*Set of tasks:*
1/ Edit the issue text by writing it out from "annmarie-switzer commented 4" to "have misconfigured something?" with "misconfigured" changed to "misused".
2/ In the issue text, which names does the use statement bring in from ldap3?
3/ According to the issue text, which attribute is the poster testing on?

*Reading text:*
───

Closed annmarie-switzer closed 4 years ago

annmarie-switzer commented 4 years ago

When I use the streaming_search_with method, I am getting results bask that have no attributes. Since every object in AD should have at least one attribute, in this case I am testing on objectSid, I don't know why this is happening.

Maybe I have misconfigured something?

use ldap3::{
    adapters::EntriesOnly,
    LdapConn, Scope, SearchEntry, EntryStream,
};

struct LdapIter<'a, 'b> {
    search_stream: EntryStream<'a, 'b, &'a str>,
    results: Vec<SearchEntry>,
    curr: usize,
}

impl<'a, 'b> LdapIter<'a, 'b> {
    fn new(
        base_dn: &'a str,
        filter: &'a str,
        scope: Scope,
        ldap: &'b mut LdapConn
    ) -> Self {
        let search_stream = ldap
            .streaming_search_with(
                EntriesOnly::new(),
                base_dn,
                scope,
                filter,
                vec!["objectSid"]
            )
            .unwrap();

        Self {
            search_stream,
            results: Vec::new(),
            curr: 0,
        }
    }
}

impl<'a, 'b> Iterator for LdapIter<'a, 'b> {
    type Item = SearchEntry;
    fn next(&mut self) -> Option<Self::Item> {
        if self.results.is_empty() {
            let res = self.search_stream.next().unwrap();

            match res {
                Some(res) => {
                    let search_entry = SearchEntry::construct(res);
                    self.results.push(search_entry);
                },
                None => return None,
            }
        }

        if self.results.len() <= self.curr {
            let res = self.search_stream.next().unwrap();

            match res {
                Some(res) => {
                    self.results = Vec::new();
                    self.curr = 0;
                    let search_entry = SearchEntry::construct(res);
                    self.results.push(search_entry);
                }
                None => return None,
            }
        }

        let res = self.results[self.curr].clone();
        self.curr += 1;

        Some(res)

───

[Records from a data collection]
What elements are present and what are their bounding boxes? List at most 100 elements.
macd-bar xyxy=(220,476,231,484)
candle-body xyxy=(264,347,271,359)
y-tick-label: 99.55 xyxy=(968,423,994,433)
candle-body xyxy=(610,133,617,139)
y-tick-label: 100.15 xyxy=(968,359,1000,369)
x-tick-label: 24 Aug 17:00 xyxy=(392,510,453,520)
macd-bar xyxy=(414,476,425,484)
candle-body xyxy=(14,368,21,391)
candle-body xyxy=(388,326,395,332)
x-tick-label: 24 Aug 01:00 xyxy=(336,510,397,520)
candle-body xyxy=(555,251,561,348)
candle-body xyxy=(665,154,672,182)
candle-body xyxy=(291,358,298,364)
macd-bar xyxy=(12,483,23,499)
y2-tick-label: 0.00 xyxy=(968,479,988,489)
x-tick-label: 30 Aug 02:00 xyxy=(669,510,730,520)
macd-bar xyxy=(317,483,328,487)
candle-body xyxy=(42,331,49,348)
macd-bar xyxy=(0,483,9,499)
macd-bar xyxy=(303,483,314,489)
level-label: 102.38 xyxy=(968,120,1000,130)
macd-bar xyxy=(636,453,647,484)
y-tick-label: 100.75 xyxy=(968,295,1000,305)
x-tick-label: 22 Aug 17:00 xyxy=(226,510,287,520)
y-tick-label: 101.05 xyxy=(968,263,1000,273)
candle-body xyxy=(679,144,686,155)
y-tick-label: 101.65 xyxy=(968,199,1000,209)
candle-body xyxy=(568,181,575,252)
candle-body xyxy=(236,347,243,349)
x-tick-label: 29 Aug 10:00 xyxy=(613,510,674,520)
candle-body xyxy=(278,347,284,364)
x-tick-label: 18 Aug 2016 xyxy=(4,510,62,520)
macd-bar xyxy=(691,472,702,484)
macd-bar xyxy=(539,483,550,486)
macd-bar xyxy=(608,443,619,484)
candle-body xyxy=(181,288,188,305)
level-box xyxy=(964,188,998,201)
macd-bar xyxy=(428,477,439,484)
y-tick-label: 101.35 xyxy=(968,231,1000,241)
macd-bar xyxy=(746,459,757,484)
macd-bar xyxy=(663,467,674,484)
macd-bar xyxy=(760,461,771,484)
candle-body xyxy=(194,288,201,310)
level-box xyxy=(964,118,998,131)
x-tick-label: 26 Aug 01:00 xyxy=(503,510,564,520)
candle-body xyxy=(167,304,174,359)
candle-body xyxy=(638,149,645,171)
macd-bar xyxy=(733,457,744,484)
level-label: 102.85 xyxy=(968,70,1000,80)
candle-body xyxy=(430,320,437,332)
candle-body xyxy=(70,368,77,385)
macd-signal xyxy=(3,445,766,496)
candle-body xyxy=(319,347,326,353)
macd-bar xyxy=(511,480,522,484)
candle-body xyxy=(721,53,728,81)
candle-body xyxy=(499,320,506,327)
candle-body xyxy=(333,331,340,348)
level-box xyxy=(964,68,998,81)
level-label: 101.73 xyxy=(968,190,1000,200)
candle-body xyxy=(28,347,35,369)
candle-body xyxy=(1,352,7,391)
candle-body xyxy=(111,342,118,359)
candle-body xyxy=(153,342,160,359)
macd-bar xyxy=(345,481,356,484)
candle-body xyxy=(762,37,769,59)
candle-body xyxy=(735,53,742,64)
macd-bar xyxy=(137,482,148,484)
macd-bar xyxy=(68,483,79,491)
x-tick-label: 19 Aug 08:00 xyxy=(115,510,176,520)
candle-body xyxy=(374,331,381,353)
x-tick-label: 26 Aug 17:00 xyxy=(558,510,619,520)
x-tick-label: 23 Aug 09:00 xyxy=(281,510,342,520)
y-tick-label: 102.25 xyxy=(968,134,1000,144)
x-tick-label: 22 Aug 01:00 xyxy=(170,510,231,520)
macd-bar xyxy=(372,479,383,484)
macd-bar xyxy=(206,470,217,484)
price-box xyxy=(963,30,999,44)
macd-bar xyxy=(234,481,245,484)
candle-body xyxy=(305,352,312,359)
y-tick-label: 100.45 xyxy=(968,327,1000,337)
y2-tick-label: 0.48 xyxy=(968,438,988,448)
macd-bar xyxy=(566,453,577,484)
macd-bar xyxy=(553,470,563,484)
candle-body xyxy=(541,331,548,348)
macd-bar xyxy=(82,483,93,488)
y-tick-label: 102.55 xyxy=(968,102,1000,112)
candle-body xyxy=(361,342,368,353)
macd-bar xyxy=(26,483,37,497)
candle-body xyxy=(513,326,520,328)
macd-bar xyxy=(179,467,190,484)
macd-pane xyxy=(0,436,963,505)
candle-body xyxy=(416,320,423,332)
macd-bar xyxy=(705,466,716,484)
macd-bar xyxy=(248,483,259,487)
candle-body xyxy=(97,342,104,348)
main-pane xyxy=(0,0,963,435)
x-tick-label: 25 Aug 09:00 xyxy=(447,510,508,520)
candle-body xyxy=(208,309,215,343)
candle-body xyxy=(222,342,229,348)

───

*Task-by-task outputs:*
1/
annmarie-switzer commented 4 years ago

When I use the streaming_search_with method, I am getting results bask that have no attributes. Since every object in AD should have at least one attribute, in this case I am testing on objectSid, I don't know why this is happening.

Maybe I have misused something?

2/ EntriesOnly, LdapConn, Scope, SearchEntry, EntryStream

3/ objectSid